Exercise data

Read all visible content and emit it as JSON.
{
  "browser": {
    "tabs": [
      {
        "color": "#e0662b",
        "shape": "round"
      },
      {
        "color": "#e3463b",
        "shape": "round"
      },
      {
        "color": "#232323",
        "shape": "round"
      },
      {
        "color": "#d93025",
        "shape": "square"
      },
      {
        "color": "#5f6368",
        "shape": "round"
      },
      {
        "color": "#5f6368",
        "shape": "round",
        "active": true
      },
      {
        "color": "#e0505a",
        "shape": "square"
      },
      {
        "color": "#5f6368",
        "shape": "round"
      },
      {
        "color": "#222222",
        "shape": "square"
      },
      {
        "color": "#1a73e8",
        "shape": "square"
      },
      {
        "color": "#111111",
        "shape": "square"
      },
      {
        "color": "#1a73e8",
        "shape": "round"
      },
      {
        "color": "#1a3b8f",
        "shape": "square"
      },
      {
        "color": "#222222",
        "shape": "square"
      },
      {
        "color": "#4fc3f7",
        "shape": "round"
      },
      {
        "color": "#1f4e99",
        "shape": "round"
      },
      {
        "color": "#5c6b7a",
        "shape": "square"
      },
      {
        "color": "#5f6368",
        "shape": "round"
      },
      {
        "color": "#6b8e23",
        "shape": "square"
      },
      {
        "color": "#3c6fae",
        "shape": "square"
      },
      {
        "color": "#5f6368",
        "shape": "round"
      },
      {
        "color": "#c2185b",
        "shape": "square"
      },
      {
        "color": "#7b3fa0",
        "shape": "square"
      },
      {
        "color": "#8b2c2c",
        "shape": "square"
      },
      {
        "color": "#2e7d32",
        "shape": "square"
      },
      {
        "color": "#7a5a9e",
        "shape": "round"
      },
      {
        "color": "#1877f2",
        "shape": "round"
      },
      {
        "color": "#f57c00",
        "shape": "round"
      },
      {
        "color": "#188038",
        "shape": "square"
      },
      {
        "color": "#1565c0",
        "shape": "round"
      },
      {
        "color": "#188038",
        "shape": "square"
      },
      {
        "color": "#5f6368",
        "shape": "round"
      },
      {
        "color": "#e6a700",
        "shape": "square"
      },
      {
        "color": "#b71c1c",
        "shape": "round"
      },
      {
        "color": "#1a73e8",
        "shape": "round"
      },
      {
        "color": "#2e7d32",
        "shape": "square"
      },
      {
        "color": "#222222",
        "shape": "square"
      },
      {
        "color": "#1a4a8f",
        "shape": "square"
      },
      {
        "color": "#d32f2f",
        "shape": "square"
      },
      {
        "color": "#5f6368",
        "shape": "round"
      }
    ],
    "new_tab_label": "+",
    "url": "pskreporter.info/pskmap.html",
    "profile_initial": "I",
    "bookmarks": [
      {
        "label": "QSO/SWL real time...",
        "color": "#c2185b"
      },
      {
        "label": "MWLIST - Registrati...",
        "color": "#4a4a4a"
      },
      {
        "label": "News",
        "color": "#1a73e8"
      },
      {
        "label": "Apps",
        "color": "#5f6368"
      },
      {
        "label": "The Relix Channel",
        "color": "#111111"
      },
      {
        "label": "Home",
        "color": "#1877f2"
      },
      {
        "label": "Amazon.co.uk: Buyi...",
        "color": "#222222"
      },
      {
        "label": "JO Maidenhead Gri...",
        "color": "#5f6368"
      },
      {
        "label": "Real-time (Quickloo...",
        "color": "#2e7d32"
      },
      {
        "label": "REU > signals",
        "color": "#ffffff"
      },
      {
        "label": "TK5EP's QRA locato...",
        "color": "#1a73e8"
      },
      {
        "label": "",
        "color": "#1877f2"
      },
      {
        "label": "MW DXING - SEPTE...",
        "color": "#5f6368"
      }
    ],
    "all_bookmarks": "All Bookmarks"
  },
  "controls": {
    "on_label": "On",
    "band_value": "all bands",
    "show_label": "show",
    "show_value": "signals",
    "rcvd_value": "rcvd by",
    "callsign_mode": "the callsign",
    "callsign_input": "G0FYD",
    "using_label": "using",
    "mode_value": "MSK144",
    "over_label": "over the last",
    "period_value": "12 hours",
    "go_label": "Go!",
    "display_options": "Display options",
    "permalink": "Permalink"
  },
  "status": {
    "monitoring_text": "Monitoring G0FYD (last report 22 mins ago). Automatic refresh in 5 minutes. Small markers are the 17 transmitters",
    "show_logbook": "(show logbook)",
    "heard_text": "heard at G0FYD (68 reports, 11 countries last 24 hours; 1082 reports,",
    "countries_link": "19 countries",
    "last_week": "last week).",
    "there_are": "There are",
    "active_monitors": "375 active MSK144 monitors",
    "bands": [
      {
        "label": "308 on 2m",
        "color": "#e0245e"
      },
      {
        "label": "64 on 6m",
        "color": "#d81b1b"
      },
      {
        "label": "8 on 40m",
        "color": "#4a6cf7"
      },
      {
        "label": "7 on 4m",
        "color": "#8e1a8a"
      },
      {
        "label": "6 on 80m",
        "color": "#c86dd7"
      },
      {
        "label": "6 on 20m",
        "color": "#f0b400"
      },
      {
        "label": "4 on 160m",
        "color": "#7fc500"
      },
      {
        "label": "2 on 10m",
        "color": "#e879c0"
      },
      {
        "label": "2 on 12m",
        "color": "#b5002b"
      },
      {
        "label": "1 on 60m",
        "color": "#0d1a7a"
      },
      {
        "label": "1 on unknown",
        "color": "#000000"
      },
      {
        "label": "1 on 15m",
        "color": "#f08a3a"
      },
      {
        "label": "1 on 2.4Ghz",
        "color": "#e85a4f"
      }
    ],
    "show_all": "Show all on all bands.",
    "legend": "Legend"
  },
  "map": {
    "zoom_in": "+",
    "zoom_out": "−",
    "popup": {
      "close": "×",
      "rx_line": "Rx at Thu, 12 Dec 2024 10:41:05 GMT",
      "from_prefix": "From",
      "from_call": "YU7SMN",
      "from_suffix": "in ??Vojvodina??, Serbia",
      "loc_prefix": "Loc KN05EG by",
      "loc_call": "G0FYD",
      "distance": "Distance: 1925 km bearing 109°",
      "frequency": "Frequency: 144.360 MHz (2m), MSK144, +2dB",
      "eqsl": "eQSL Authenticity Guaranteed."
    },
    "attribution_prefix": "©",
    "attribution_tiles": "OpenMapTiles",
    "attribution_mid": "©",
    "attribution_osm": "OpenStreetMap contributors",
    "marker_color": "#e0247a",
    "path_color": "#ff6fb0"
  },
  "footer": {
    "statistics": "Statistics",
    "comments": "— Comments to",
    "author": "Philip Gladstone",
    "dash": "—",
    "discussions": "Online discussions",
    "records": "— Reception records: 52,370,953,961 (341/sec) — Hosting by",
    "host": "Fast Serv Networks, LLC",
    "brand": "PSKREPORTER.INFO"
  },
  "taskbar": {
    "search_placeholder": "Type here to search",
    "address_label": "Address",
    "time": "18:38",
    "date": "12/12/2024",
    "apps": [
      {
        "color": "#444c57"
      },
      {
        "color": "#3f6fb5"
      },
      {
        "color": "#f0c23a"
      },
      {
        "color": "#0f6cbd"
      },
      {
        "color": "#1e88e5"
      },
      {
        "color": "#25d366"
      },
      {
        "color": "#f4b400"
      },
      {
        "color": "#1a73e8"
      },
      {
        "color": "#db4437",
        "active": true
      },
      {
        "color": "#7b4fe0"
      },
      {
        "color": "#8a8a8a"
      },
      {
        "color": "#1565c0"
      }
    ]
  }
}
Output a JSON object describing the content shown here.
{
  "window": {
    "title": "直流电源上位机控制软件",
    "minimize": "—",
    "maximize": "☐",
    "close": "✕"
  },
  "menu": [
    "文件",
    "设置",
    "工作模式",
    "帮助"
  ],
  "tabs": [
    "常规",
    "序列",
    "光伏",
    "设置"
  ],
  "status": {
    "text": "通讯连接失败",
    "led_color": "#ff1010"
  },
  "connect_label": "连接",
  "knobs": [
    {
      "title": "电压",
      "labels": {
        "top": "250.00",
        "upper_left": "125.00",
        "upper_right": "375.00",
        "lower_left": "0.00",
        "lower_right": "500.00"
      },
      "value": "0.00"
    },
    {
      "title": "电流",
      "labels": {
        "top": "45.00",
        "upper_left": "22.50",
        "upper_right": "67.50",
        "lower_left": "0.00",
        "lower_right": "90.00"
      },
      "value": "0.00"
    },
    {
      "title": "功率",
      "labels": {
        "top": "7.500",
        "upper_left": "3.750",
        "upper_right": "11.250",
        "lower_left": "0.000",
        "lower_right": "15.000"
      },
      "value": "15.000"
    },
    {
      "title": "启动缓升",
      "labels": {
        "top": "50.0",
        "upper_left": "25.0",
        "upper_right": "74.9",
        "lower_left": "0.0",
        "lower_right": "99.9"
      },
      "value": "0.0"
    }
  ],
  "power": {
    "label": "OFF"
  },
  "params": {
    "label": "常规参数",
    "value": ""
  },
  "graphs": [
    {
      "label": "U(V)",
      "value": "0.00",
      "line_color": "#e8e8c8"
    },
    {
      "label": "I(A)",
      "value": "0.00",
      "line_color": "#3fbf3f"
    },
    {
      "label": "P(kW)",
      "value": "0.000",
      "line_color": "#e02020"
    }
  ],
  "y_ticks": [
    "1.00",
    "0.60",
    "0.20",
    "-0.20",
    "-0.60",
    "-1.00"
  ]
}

Given instruction
Search the entries for the word "countries", then gather every line that has it.

Full response
    "heard_text": "heard at G0FYD (68 reports, 11 countries last 24 hours; 1082 reports,",
    "countries_link": "19 countries",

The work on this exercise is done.